EXTRAIT DU DOCUMENT
◇ ◇ ◇ ◇
Le rapprochement de l’Occident commence par une relation nouvelle avec les États-Unis au tournant du siècle, incarnée par la visite du président Clinton en Inde en 2000. Ce rapprochement est favorisé par des positionnements communs dans la région : hostilité au Pakistan, volonté de contenir l’expansion chinoise. Dès lors, cette relation prend diverses formes. Elle se matérialise d’abord par une coopération sur le plan militaire : ainsi, en 2008, Bush et le premier ministre Manmohan Singh travaillent à la levée des sanctions liées à l’acquisition illégale d’armes nucléaires par l’Inde. La coopération stratégique devient alors de plus en plus étroite : en 2015, Modi et Obama signent la déclaration « Vision stratégique conjointe pour l’Asie Pacifique et la région de l’océan Indien » : une coopération bilatérale pour la paix et la sécurité en Asie. Ce rapprochement est plus généralement illustré par la déclaration à la portée symbolique de Modi devant le Congrès américain lors de l’été 2016 : « Notre relation a aujourd’hui surmonté les hésitations de l’histoire. »
◇ ◇ ◇ ◇
DONNÉES FOURNIES

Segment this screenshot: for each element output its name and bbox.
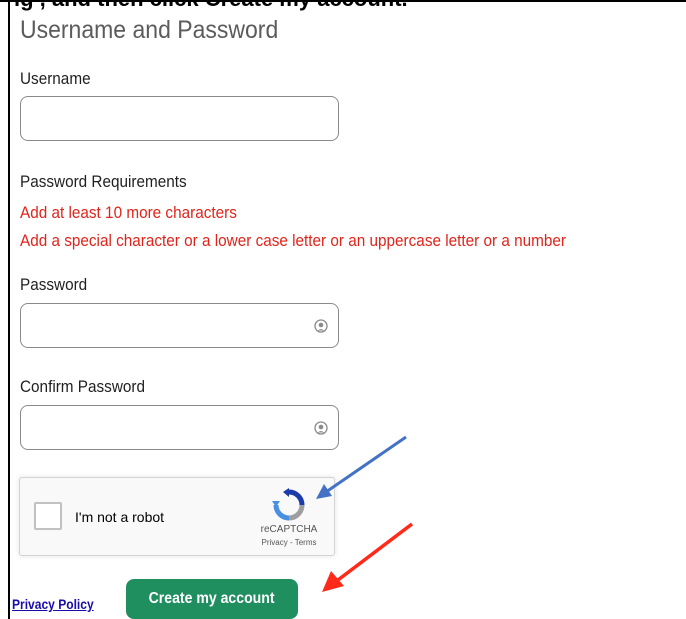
◇ ◇ ◇ ◇
CONSIGNE
Prolongez l'extrait sur le rapprochement de l'Inde avec les États-Unis en reprenant juste après sa dernière phrase.

CORRIGÉ
Le tournant occidental semble alors s’opérer

Dans la continuité de cette tendance s’opère un rapprochement avec l’Occident de façon plus générale, qui semble logique pour un Etat se présentant comme « la première démocratie du monde ». Il s’effectue d’abord avec des alliés des États-Unis proches géographiquement : sur le plan sécuritaire, l’Inde est membre du dialogue quadrilatéral de sécurité (QUAD), une alliance informelle avec les États-Unis, l’Australie et le Japon qui cherche à contenir la Chine. L’Inde noue de même des liens diplomatiques et économiques particulièrement étroits avec des Etats de la région : elle est le premier récipiendaire de l’aide au développement japonaise. Le pays se rapproche également des Etats européens sur le plan stratégique et sécuritaire : en 2020, un dialogue sur la sécurité maritime est ouvert entre l’Inde et l’Union Européenne (UE). C’est plus particulièrement le cas de la France : en 2019, le ministre indien des affaires étrangères Subrahmanyam Jaishankar la qualifiait même de « partenaire stratégique critique ».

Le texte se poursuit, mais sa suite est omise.